An exact reproduction of the records is required, with all images left out.

**Record list**
- - -

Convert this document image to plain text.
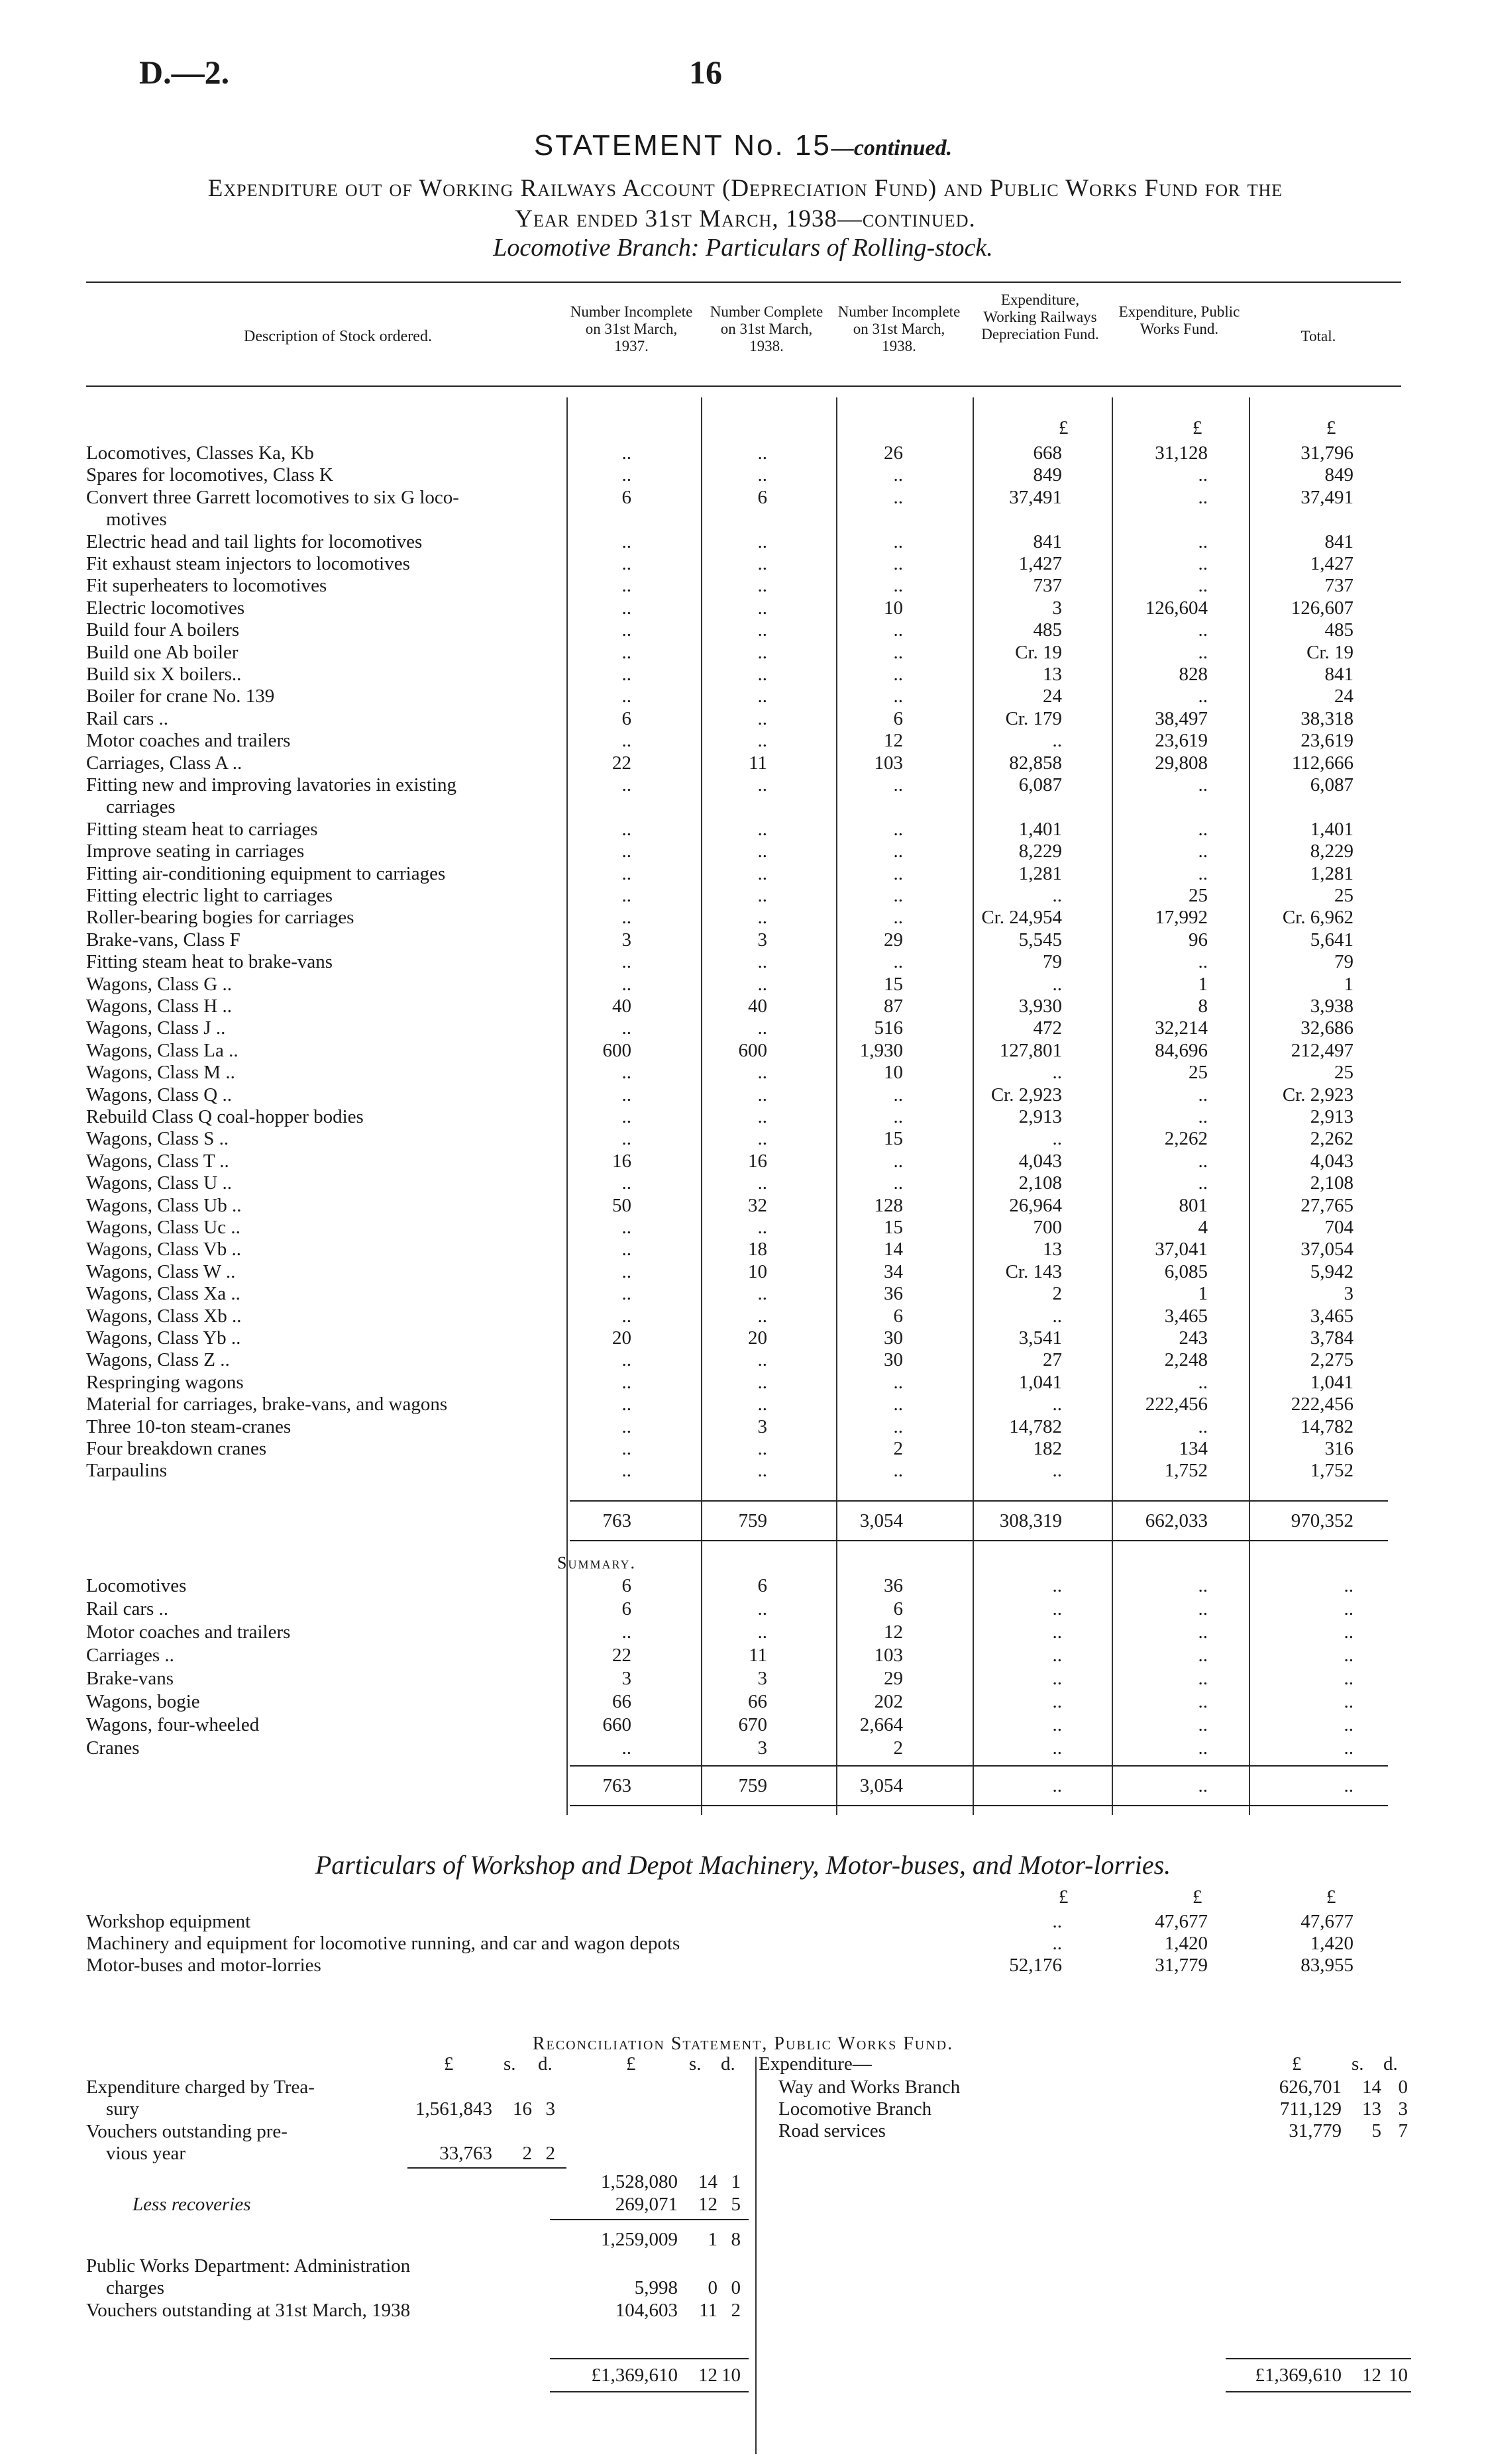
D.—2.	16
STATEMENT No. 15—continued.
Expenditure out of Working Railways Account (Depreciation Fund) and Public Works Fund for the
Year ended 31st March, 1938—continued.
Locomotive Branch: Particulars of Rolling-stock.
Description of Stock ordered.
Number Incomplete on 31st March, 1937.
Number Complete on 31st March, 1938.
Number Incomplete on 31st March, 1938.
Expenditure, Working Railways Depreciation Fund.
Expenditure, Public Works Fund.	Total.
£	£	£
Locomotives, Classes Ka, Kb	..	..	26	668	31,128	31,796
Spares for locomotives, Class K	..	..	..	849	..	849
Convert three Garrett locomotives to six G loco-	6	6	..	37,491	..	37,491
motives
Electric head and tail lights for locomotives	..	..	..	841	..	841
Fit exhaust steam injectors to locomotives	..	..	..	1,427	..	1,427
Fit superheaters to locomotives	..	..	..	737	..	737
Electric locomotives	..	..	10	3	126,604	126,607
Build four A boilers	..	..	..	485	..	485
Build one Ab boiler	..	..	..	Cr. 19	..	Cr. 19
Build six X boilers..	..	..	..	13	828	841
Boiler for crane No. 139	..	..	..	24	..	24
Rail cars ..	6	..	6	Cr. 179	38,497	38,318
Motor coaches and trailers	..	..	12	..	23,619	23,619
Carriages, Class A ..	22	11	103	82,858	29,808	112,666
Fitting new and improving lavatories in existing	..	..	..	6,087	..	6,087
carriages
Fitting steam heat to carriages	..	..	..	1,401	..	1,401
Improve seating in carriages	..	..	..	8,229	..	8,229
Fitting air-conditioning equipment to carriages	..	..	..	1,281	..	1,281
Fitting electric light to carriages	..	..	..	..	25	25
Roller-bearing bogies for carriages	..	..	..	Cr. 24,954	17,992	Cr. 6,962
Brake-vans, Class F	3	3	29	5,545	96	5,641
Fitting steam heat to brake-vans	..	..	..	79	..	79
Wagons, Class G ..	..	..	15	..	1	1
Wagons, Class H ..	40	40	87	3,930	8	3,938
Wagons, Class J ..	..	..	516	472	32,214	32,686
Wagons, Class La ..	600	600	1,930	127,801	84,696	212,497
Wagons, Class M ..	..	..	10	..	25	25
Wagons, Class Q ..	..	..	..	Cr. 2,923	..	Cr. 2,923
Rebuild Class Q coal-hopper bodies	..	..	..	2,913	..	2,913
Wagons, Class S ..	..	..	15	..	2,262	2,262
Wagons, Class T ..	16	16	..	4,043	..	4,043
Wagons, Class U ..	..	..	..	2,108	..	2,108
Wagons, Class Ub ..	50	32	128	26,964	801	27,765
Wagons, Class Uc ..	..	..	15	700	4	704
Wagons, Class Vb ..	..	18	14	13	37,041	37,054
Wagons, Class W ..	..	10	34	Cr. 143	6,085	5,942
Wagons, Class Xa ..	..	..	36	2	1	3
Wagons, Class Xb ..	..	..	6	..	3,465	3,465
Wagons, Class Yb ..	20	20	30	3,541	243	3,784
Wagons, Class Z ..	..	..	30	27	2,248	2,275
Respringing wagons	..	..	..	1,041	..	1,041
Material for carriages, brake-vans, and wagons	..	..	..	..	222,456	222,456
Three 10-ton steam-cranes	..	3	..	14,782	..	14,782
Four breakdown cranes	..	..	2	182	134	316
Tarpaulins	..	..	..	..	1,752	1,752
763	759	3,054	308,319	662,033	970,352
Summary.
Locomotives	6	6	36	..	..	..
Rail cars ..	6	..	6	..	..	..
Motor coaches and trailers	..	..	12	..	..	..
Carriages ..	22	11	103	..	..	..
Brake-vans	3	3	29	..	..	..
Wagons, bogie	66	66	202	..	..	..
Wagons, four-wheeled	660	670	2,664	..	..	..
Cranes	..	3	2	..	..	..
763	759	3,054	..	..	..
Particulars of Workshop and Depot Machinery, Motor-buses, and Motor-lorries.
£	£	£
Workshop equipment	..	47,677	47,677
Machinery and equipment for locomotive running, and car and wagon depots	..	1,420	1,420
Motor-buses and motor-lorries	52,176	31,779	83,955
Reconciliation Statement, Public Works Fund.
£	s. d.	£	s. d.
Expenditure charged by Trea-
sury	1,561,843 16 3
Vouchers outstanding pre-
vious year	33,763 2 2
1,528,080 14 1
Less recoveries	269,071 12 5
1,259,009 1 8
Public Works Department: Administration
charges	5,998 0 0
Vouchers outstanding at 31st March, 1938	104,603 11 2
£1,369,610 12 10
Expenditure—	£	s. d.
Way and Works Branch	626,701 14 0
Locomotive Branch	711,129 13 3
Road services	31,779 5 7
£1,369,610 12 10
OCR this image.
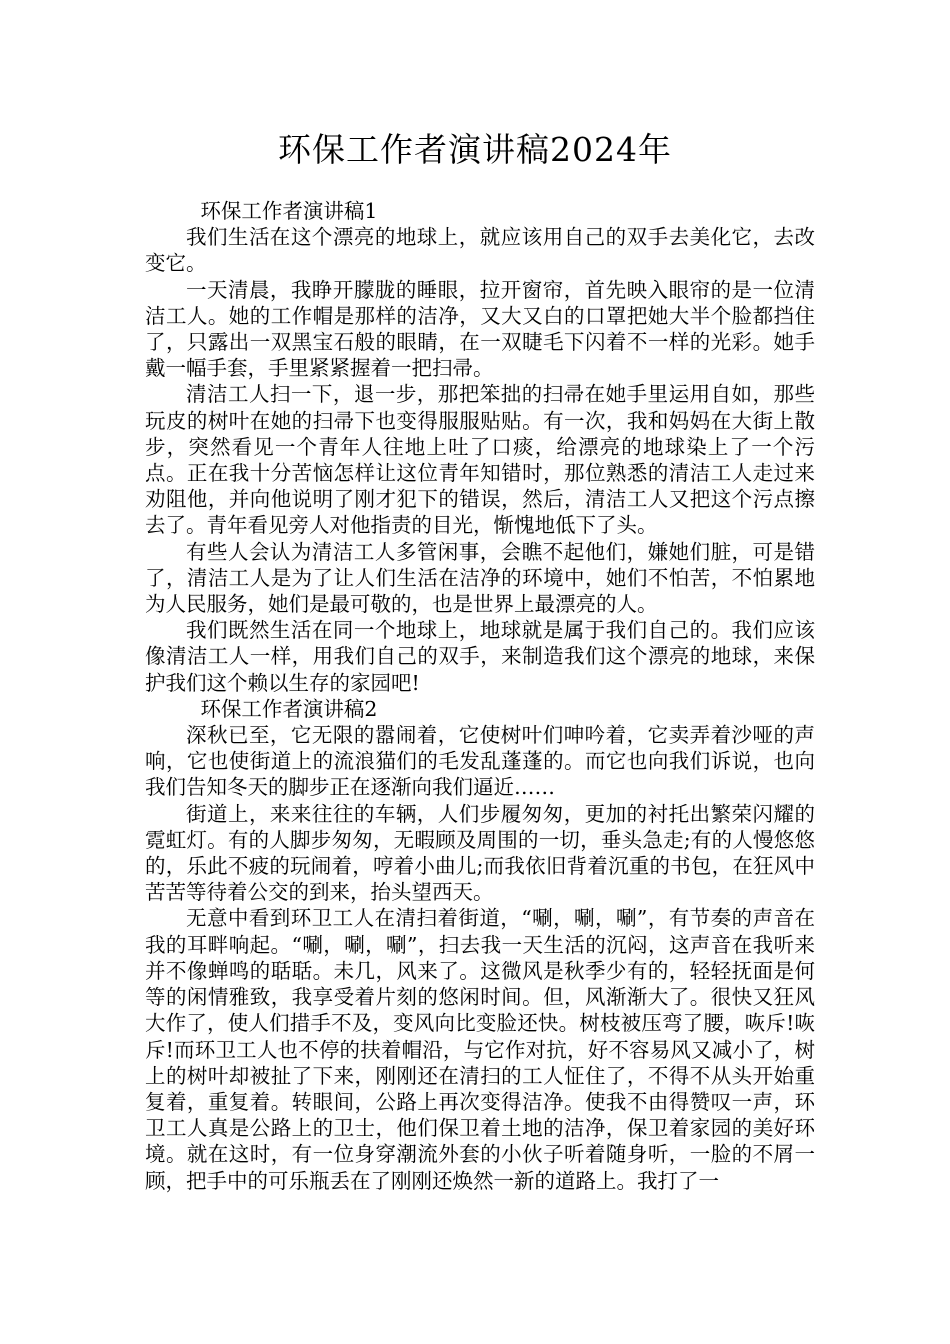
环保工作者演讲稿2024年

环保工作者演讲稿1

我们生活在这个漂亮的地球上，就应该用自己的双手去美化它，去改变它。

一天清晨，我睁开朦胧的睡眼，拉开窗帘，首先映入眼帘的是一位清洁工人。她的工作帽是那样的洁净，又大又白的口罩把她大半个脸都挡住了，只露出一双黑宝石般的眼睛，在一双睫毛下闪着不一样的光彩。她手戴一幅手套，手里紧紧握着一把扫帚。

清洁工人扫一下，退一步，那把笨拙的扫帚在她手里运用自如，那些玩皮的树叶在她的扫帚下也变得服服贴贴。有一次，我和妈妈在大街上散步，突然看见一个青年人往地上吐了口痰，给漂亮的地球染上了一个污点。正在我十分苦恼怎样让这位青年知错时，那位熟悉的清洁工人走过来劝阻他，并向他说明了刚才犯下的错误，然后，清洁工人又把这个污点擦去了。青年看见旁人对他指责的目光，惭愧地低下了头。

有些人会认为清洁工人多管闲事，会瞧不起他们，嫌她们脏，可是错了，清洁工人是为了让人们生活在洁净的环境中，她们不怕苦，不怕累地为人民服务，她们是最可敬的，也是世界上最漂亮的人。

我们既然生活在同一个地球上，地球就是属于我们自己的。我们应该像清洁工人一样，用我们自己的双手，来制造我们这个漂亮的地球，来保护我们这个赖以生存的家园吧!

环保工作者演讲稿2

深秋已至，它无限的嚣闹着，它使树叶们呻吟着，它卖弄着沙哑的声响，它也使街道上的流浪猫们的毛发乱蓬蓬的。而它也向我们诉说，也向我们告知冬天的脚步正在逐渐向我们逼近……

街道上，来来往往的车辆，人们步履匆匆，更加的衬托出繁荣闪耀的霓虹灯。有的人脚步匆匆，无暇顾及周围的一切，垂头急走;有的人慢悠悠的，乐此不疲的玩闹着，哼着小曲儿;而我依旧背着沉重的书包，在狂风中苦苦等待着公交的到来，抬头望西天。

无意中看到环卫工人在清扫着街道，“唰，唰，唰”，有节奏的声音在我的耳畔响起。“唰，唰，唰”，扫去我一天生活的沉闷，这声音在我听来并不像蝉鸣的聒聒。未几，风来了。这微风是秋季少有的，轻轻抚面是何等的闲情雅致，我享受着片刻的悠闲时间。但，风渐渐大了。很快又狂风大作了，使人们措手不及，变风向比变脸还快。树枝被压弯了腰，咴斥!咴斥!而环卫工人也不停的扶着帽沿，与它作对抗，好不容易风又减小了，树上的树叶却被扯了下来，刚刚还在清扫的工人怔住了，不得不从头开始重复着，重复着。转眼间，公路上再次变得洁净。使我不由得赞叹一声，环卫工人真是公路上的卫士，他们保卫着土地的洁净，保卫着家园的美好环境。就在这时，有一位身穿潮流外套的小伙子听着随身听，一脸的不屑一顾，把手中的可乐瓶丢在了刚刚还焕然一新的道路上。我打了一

- - -

**Final answer**
Convert this document image to plain text.
D.—2.	16
STATEMENT No. 15—continued.
Expenditure out of Working Railways Account (Depreciation Fund) and Public Works Fund for the
Year ended 31st March, 1938—continued.
Locomotive Branch: Particulars of Rolling-stock.
Description of Stock ordered.
Number Incomplete on 31st March, 1937.
Number Complete on 31st March, 1938.
Number Incomplete on 31st March, 1938.
Expenditure, Working Railways Depreciation Fund.
Expenditure, Public Works Fund.	Total.
£	£	£
Locomotives, Classes Ka, Kb	..	..	26	668	31,128	31,796
Spares for locomotives, Class K	..	..	..	849	..	849
Convert three Garrett locomotives to six G loco-	6	6	..	37,491	..	37,491
motives
Electric head and tail lights for locomotives	..	..	..	841	..	841
Fit exhaust steam injectors to locomotives	..	..	..	1,427	..	1,427
Fit superheaters to locomotives	..	..	..	737	..	737
Electric locomotives	..	..	10	3	126,604	126,607
Build four A boilers	..	..	..	485	..	485
Build one Ab boiler	..	..	..	Cr. 19	..	Cr. 19
Build six X boilers..	..	..	..	13	828	841
Boiler for crane No. 139	..	..	..	24	..	24
Rail cars ..	6	..	6	Cr. 179	38,497	38,318
Motor coaches and trailers	..	..	12	..	23,619	23,619
Carriages, Class A ..	22	11	103	82,858	29,808	112,666
Fitting new and improving lavatories in existing	..	..	..	6,087	..	6,087
carriages
Fitting steam heat to carriages	..	..	..	1,401	..	1,401
Improve seating in carriages	..	..	..	8,229	..	8,229
Fitting air-conditioning equipment to carriages	..	..	..	1,281	..	1,281
Fitting electric light to carriages	..	..	..	..	25	25
Roller-bearing bogies for carriages	..	..	..	Cr. 24,954	17,992	Cr. 6,962
Brake-vans, Class F	3	3	29	5,545	96	5,641
Fitting steam heat to brake-vans	..	..	..	79	..	79
Wagons, Class G ..	..	..	15	..	1	1
Wagons, Class H ..	40	40	87	3,930	8	3,938
Wagons, Class J ..	..	..	516	472	32,214	32,686
Wagons, Class La ..	600	600	1,930	127,801	84,696	212,497
Wagons, Class M ..	..	..	10	..	25	25
Wagons, Class Q ..	..	..	..	Cr. 2,923	..	Cr. 2,923
Rebuild Class Q coal-hopper bodies	..	..	..	2,913	..	2,913
Wagons, Class S ..	..	..	15	..	2,262	2,262
Wagons, Class T ..	16	16	..	4,043	..	4,043
Wagons, Class U ..	..	..	..	2,108	..	2,108
Wagons, Class Ub ..	50	32	128	26,964	801	27,765
Wagons, Class Uc ..	..	..	15	700	4	704
Wagons, Class Vb ..	..	18	14	13	37,041	37,054
Wagons, Class W ..	..	10	34	Cr. 143	6,085	5,942
Wagons, Class Xa ..	..	..	36	2	1	3
Wagons, Class Xb ..	..	..	6	..	3,465	3,465
Wagons, Class Yb ..	20	20	30	3,541	243	3,784
Wagons, Class Z ..	..	..	30	27	2,248	2,275
Respringing wagons	..	..	..	1,041	..	1,041
Material for carriages, brake-vans, and wagons	..	..	..	..	222,456	222,456
Three 10-ton steam-cranes	..	3	..	14,782	..	14,782
Four breakdown cranes	..	..	2	182	134	316
Tarpaulins	..	..	..	..	1,752	1,752
763	759	3,054	308,319	662,033	970,352
Summary.
Locomotives	6	6	36	..	..	..
Rail cars ..	6	..	6	..	..	..
Motor coaches and trailers	..	..	12	..	..	..
Carriages ..	22	11	103	..	..	..
Brake-vans	3	3	29	..	..	..
Wagons, bogie	66	66	202	..	..	..
Wagons, four-wheeled	660	670	2,664	..	..	..
Cranes	..	3	2	..	..	..
763	759	3,054	..	..	..
Particulars of Workshop and Depot Machinery, Motor-buses, and Motor-lorries.
£	£	£
Workshop equipment	..	47,677	47,677
Machinery and equipment for locomotive running, and car and wagon depots	..	1,420	1,420
Motor-buses and motor-lorries	52,176	31,779	83,955
Reconciliation Statement, Public Works Fund.
£	s. d.	£	s. d.
Expenditure charged by Trea-
sury	1,561,843 16 3
Vouchers outstanding pre-
vious year	33,763 2 2
1,528,080 14 1
Less recoveries	269,071 12 5
1,259,009 1 8
Public Works Department: Administration
charges	5,998 0 0
Vouchers outstanding at 31st March, 1938	104,603 11 2
£1,369,610 12 10
Expenditure—	£	s. d.
Way and Works Branch	626,701 14 0
Locomotive Branch	711,129 13 3
Road services	31,779 5 7
£1,369,610 12 10
OCR this image.
环保工作者演讲稿2024年

环保工作者演讲稿1

我们生活在这个漂亮的地球上，就应该用自己的双手去美化它，去改变它。

一天清晨，我睁开朦胧的睡眼，拉开窗帘，首先映入眼帘的是一位清洁工人。她的工作帽是那样的洁净，又大又白的口罩把她大半个脸都挡住了，只露出一双黑宝石般的眼睛，在一双睫毛下闪着不一样的光彩。她手戴一幅手套，手里紧紧握着一把扫帚。

清洁工人扫一下，退一步，那把笨拙的扫帚在她手里运用自如，那些玩皮的树叶在她的扫帚下也变得服服贴贴。有一次，我和妈妈在大街上散步，突然看见一个青年人往地上吐了口痰，给漂亮的地球染上了一个污点。正在我十分苦恼怎样让这位青年知错时，那位熟悉的清洁工人走过来劝阻他，并向他说明了刚才犯下的错误，然后，清洁工人又把这个污点擦去了。青年看见旁人对他指责的目光，惭愧地低下了头。

有些人会认为清洁工人多管闲事，会瞧不起他们，嫌她们脏，可是错了，清洁工人是为了让人们生活在洁净的环境中，她们不怕苦，不怕累地为人民服务，她们是最可敬的，也是世界上最漂亮的人。

我们既然生活在同一个地球上，地球就是属于我们自己的。我们应该像清洁工人一样，用我们自己的双手，来制造我们这个漂亮的地球，来保护我们这个赖以生存的家园吧!

环保工作者演讲稿2

深秋已至，它无限的嚣闹着，它使树叶们呻吟着，它卖弄着沙哑的声响，它也使街道上的流浪猫们的毛发乱蓬蓬的。而它也向我们诉说，也向我们告知冬天的脚步正在逐渐向我们逼近……

街道上，来来往往的车辆，人们步履匆匆，更加的衬托出繁荣闪耀的霓虹灯。有的人脚步匆匆，无暇顾及周围的一切，垂头急走;有的人慢悠悠的，乐此不疲的玩闹着，哼着小曲儿;而我依旧背着沉重的书包，在狂风中苦苦等待着公交的到来，抬头望西天。

无意中看到环卫工人在清扫着街道，“唰，唰，唰”，有节奏的声音在我的耳畔响起。“唰，唰，唰”，扫去我一天生活的沉闷，这声音在我听来并不像蝉鸣的聒聒。未几，风来了。这微风是秋季少有的，轻轻抚面是何等的闲情雅致，我享受着片刻的悠闲时间。但，风渐渐大了。很快又狂风大作了，使人们措手不及，变风向比变脸还快。树枝被压弯了腰，咴斥!咴斥!而环卫工人也不停的扶着帽沿，与它作对抗，好不容易风又减小了，树上的树叶却被扯了下来，刚刚还在清扫的工人怔住了，不得不从头开始重复着，重复着。转眼间，公路上再次变得洁净。使我不由得赞叹一声，环卫工人真是公路上的卫士，他们保卫着土地的洁净，保卫着家园的美好环境。就在这时，有一位身穿潮流外套的小伙子听着随身听，一脸的不屑一顾，把手中的可乐瓶丢在了刚刚还焕然一新的道路上。我打了一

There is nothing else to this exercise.